* [Directive]: Render the following material again verbatim, leaving nothing out.

* [Source records]:
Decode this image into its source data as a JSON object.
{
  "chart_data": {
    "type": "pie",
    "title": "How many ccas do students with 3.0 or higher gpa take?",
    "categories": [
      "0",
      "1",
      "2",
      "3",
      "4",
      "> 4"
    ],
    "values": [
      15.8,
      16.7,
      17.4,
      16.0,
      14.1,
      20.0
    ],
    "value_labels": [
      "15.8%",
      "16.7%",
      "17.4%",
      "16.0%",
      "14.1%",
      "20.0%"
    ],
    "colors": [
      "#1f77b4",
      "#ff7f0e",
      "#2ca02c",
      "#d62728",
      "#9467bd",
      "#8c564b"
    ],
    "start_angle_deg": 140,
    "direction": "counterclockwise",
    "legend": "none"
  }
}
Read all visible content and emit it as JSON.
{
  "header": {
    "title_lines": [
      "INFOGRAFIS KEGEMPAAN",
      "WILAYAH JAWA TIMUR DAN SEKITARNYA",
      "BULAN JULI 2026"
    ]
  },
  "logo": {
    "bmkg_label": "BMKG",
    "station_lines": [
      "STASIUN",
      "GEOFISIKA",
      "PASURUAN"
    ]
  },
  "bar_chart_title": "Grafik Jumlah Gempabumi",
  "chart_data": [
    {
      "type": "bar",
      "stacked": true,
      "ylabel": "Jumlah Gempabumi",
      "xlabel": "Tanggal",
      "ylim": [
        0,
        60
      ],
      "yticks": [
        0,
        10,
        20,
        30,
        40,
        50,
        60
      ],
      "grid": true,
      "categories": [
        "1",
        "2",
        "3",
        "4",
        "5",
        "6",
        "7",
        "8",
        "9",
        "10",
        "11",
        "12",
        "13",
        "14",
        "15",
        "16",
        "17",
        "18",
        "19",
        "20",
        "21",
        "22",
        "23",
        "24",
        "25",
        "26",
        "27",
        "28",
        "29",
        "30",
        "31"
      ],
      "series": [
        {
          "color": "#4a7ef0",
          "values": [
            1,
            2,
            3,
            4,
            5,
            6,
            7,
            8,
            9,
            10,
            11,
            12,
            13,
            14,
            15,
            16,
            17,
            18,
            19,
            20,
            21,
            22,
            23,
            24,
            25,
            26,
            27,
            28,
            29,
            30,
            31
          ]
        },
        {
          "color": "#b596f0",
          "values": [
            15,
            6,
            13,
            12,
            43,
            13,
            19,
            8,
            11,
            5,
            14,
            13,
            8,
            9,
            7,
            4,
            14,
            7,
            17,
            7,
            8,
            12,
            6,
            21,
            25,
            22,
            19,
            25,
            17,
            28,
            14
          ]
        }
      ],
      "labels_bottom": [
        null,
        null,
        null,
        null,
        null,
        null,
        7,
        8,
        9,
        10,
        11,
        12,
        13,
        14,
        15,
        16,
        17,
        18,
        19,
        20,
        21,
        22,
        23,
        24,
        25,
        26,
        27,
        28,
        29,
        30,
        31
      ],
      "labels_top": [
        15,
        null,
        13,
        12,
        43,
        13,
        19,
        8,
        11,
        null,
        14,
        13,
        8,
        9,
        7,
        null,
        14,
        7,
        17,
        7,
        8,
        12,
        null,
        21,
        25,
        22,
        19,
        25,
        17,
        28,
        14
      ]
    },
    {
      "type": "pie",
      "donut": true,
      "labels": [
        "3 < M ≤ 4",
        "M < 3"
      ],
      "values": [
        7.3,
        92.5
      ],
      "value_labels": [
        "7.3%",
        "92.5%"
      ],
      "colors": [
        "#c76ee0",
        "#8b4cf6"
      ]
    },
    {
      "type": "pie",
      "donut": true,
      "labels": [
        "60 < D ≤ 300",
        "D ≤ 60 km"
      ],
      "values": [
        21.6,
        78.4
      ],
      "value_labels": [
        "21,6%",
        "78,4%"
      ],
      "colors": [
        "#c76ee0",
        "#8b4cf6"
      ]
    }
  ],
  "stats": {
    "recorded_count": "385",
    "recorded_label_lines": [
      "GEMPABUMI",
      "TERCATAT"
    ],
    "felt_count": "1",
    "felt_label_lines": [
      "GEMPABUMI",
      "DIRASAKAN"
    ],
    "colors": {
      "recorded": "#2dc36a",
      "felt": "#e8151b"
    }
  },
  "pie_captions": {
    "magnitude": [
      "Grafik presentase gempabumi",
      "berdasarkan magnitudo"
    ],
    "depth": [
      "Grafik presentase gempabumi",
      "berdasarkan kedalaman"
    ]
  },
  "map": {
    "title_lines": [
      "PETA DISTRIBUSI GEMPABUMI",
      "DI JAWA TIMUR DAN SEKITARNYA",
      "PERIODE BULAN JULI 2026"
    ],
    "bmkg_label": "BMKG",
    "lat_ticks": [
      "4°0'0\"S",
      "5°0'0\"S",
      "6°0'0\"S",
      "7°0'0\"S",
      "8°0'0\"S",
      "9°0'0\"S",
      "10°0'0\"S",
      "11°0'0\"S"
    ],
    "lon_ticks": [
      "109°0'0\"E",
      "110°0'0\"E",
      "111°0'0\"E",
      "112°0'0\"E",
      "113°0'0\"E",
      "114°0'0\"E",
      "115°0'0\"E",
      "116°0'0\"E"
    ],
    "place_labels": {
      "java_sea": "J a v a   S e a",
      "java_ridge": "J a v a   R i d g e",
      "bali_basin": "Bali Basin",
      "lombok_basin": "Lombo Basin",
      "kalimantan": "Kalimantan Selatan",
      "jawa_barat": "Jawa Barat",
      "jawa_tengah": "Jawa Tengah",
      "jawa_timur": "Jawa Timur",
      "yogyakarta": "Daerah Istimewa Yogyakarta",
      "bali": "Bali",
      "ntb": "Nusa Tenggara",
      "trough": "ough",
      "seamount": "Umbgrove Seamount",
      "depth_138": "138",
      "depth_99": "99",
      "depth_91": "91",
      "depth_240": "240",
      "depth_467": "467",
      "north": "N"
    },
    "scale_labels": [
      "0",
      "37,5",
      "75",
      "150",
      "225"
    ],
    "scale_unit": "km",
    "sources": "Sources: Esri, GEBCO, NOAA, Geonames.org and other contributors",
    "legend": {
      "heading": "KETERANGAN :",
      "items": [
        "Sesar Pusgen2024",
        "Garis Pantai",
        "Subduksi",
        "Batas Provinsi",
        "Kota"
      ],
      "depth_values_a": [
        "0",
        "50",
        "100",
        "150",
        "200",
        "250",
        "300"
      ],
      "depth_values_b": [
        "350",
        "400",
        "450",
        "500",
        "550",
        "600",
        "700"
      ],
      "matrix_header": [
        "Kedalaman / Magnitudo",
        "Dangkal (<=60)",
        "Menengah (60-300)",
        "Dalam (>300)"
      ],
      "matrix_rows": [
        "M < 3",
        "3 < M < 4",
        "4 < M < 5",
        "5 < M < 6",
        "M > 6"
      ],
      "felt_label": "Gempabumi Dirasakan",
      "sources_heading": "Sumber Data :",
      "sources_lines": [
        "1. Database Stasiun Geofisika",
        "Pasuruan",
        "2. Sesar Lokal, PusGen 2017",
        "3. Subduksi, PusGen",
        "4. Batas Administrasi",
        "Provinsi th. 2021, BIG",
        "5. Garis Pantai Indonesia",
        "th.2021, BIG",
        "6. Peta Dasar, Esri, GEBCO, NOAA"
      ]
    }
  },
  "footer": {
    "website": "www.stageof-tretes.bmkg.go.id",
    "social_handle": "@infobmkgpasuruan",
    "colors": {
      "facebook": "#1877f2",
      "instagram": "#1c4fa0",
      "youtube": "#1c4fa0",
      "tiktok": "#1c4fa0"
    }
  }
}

* [Answer to the problem]:
Decode this image into its source data as a JSON object.
{
  "chart_data": {
    "type": "pie",
    "title": "How many ccas do students with 3.0 or higher gpa take?",
    "categories": [
      "0",
      "1",
      "2",
      "3",
      "4",
      "> 4"
    ],
    "values": [
      15.8,
      16.7,
      17.4,
      16.0,
      14.1,
      20.0
    ],
    "value_labels": [
      "15.8%",
      "16.7%",
      "17.4%",
      "16.0%",
      "14.1%",
      "20.0%"
    ],
    "colors": [
      "#1f77b4",
      "#ff7f0e",
      "#2ca02c",
      "#d62728",
      "#9467bd",
      "#8c564b"
    ],
    "start_angle_deg": 140,
    "direction": "counterclockwise",
    "legend": "none"
  }
}
Read all visible content and emit it as JSON.
{
  "header": {
    "title_lines": [
      "INFOGRAFIS KEGEMPAAN",
      "WILAYAH JAWA TIMUR DAN SEKITARNYA",
      "BULAN JULI 2026"
    ]
  },
  "logo": {
    "bmkg_label": "BMKG",
    "station_lines": [
      "STASIUN",
      "GEOFISIKA",
      "PASURUAN"
    ]
  },
  "bar_chart_title": "Grafik Jumlah Gempabumi",
  "chart_data": [
    {
      "type": "bar",
      "stacked": true,
      "ylabel": "Jumlah Gempabumi",
      "xlabel": "Tanggal",
      "ylim": [
        0,
        60
      ],
      "yticks": [
        0,
        10,
        20,
        30,
        40,
        50,
        60
      ],
      "grid": true,
      "categories": [
        "1",
        "2",
        "3",
        "4",
        "5",
        "6",
        "7",
        "8",
        "9",
        "10",
        "11",
        "12",
        "13",
        "14",
        "15",
        "16",
        "17",
        "18",
        "19",
        "20",
        "21",
        "22",
        "23",
        "24",
        "25",
        "26",
        "27",
        "28",
        "29",
        "30",
        "31"
      ],
      "series": [
        {
          "color": "#4a7ef0",
          "values": [
            1,
            2,
            3,
            4,
            5,
            6,
            7,
            8,
            9,
            10,
            11,
            12,
            13,
            14,
            15,
            16,
            17,
            18,
            19,
            20,
            21,
            22,
            23,
            24,
            25,
            26,
            27,
            28,
            29,
            30,
            31
          ]
        },
        {
          "color": "#b596f0",
          "values": [
            15,
            6,
            13,
            12,
            43,
            13,
            19,
            8,
            11,
            5,
            14,
            13,
            8,
            9,
            7,
            4,
            14,
            7,
            17,
            7,
            8,
            12,
            6,
            21,
            25,
            22,
            19,
            25,
            17,
            28,
            14
          ]
        }
      ],
      "labels_bottom": [
        null,
        null,
        null,
        null,
        null,
        null,
        7,
        8,
        9,
        10,
        11,
        12,
        13,
        14,
        15,
        16,
        17,
        18,
        19,
        20,
        21,
        22,
        23,
        24,
        25,
        26,
        27,
        28,
        29,
        30,
        31
      ],
      "labels_top": [
        15,
        null,
        13,
        12,
        43,
        13,
        19,
        8,
        11,
        null,
        14,
        13,
        8,
        9,
        7,
        null,
        14,
        7,
        17,
        7,
        8,
        12,
        null,
        21,
        25,
        22,
        19,
        25,
        17,
        28,
        14
      ]
    },
    {
      "type": "pie",
      "donut": true,
      "labels": [
        "3 < M ≤ 4",
        "M < 3"
      ],
      "values": [
        7.3,
        92.5
      ],
      "value_labels": [
        "7.3%",
        "92.5%"
      ],
      "colors": [
        "#c76ee0",
        "#8b4cf6"
      ]
    },
    {
      "type": "pie",
      "donut": true,
      "labels": [
        "60 < D ≤ 300",
        "D ≤ 60 km"
      ],
      "values": [
        21.6,
        78.4
      ],
      "value_labels": [
        "21,6%",
        "78,4%"
      ],
      "colors": [
        "#c76ee0",
        "#8b4cf6"
      ]
    }
  ],
  "stats": {
    "recorded_count": "385",
    "recorded_label_lines": [
      "GEMPABUMI",
      "TERCATAT"
    ],
    "felt_count": "1",
    "felt_label_lines": [
      "GEMPABUMI",
      "DIRASAKAN"
    ],
    "colors": {
      "recorded": "#2dc36a",
      "felt": "#e8151b"
    }
  },
  "pie_captions": {
    "magnitude": [
      "Grafik presentase gempabumi",
      "berdasarkan magnitudo"
    ],
    "depth": [
      "Grafik presentase gempabumi",
      "berdasarkan kedalaman"
    ]
  },
  "map": {
    "title_lines": [
      "PETA DISTRIBUSI GEMPABUMI",
      "DI JAWA TIMUR DAN SEKITARNYA",
      "PERIODE BULAN JULI 2026"
    ],
    "bmkg_label": "BMKG",
    "lat_ticks": [
      "4°0'0\"S",
      "5°0'0\"S",
      "6°0'0\"S",
      "7°0'0\"S",
      "8°0'0\"S",
      "9°0'0\"S",
      "10°0'0\"S",
      "11°0'0\"S"
    ],
    "lon_ticks": [
      "109°0'0\"E",
      "110°0'0\"E",
      "111°0'0\"E",
      "112°0'0\"E",
      "113°0'0\"E",
      "114°0'0\"E",
      "115°0'0\"E",
      "116°0'0\"E"
    ],
    "place_labels": {
      "java_sea": "J a v a   S e a",
      "java_ridge": "J a v a   R i d g e",
      "bali_basin": "Bali Basin",
      "lombok_basin": "Lombo Basin",
      "kalimantan": "Kalimantan Selatan",
      "jawa_barat": "Jawa Barat",
      "jawa_tengah": "Jawa Tengah",
      "jawa_timur": "Jawa Timur",
      "yogyakarta": "Daerah Istimewa Yogyakarta",
      "bali": "Bali",
      "ntb": "Nusa Tenggara",
      "trough": "ough",
      "seamount": "Umbgrove Seamount",
      "depth_138": "138",
      "depth_99": "99",
      "depth_91": "91",
      "depth_240": "240",
      "depth_467": "467",
      "north": "N"
    },
    "scale_labels": [
      "0",
      "37,5",
      "75",
      "150",
      "225"
    ],
    "scale_unit": "km",
    "sources": "Sources: Esri, GEBCO, NOAA, Geonames.org and other contributors",
    "legend": {
      "heading": "KETERANGAN :",
      "items": [
        "Sesar Pusgen2024",
        "Garis Pantai",
        "Subduksi",
        "Batas Provinsi",
        "Kota"
      ],
      "depth_values_a": [
        "0",
        "50",
        "100",
        "150",
        "200",
        "250",
        "300"
      ],
      "depth_values_b": [
        "350",
        "400",
        "450",
        "500",
        "550",
        "600",
        "700"
      ],
      "matrix_header": [
        "Kedalaman / Magnitudo",
        "Dangkal (<=60)",
        "Menengah (60-300)",
        "Dalam (>300)"
      ],
      "matrix_rows": [
        "M < 3",
        "3 < M < 4",
        "4 < M < 5",
        "5 < M < 6",
        "M > 6"
      ],
      "felt_label": "Gempabumi Dirasakan",
      "sources_heading": "Sumber Data :",
      "sources_lines": [
        "1. Database Stasiun Geofisika",
        "Pasuruan",
        "2. Sesar Lokal, PusGen 2017",
        "3. Subduksi, PusGen",
        "4. Batas Administrasi",
        "Provinsi th. 2021, BIG",
        "5. Garis Pantai Indonesia",
        "th.2021, BIG",
        "6. Peta Dasar, Esri, GEBCO, NOAA"
      ]
    }
  },
  "footer": {
    "website": "www.stageof-tretes.bmkg.go.id",
    "social_handle": "@infobmkgpasuruan",
    "colors": {
      "facebook": "#1877f2",
      "instagram": "#1c4fa0",
      "youtube": "#1c4fa0",
      "tiktok": "#1c4fa0"
    }
  }
}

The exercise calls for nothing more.